TASK =>
Scan the lines below for the string "base" and copy every one that has it.

Dataset records =>
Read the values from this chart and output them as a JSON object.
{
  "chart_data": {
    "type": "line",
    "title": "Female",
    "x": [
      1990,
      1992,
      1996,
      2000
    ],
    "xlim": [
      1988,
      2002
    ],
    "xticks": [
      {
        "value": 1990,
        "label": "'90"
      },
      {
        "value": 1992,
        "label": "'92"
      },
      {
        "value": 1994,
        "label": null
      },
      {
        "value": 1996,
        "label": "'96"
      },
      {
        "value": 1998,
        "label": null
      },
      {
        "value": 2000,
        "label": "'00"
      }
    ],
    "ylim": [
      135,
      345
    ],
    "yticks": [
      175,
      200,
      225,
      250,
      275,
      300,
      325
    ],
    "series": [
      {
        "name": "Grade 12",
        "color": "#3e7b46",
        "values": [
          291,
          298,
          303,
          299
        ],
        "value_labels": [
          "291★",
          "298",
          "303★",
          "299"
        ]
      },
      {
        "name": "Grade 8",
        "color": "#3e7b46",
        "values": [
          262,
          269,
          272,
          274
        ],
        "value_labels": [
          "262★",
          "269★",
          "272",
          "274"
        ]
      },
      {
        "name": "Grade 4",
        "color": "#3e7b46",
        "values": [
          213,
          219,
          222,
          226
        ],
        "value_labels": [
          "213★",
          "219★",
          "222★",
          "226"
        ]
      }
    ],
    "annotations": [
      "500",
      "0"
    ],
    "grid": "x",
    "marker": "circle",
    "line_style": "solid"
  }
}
==
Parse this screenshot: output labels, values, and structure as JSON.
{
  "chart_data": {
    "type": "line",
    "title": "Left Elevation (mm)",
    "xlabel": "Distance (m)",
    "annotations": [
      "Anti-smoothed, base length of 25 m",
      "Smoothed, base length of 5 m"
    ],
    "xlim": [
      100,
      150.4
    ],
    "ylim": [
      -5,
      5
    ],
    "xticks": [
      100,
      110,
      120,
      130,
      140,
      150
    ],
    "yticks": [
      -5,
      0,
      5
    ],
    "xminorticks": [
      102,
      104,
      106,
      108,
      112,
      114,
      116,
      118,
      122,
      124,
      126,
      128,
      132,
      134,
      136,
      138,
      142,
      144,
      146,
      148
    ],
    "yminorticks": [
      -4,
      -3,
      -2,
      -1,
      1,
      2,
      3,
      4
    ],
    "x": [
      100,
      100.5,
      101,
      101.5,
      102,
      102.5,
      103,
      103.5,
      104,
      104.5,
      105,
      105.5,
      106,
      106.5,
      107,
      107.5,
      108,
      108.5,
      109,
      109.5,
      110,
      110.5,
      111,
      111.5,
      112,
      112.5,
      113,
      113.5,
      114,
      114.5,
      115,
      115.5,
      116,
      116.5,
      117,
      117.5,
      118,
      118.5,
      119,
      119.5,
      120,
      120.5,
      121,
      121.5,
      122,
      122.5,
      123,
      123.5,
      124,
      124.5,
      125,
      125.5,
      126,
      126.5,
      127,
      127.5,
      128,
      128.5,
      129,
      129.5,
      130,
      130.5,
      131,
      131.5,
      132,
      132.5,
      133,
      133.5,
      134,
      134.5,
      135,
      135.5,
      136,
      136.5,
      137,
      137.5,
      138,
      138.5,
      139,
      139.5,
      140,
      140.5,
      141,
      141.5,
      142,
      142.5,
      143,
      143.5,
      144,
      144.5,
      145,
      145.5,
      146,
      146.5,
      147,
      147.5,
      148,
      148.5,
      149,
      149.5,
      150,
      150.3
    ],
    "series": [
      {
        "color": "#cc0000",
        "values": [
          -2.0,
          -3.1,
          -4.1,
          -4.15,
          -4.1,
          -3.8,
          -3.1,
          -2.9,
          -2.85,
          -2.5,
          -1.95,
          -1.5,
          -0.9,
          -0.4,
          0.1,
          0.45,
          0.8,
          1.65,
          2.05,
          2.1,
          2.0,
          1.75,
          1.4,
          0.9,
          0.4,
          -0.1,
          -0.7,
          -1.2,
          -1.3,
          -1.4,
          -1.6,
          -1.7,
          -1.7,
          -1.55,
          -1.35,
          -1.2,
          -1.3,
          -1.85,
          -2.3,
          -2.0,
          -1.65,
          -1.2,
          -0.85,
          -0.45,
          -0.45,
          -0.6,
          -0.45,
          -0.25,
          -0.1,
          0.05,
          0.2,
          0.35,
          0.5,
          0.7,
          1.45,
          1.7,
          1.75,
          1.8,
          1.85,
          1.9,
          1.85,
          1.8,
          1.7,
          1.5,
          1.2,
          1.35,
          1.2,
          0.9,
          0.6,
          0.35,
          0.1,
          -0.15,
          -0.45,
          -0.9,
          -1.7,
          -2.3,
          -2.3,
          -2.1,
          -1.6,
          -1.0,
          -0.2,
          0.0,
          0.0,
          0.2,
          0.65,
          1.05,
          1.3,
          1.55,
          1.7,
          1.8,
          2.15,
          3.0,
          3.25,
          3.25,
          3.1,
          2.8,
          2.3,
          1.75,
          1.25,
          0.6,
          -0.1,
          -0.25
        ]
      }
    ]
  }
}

EXPECTED ANSWER =>
      "Anti-smoothed, base length of 25 m",
      "Smoothed, base length of 5 m"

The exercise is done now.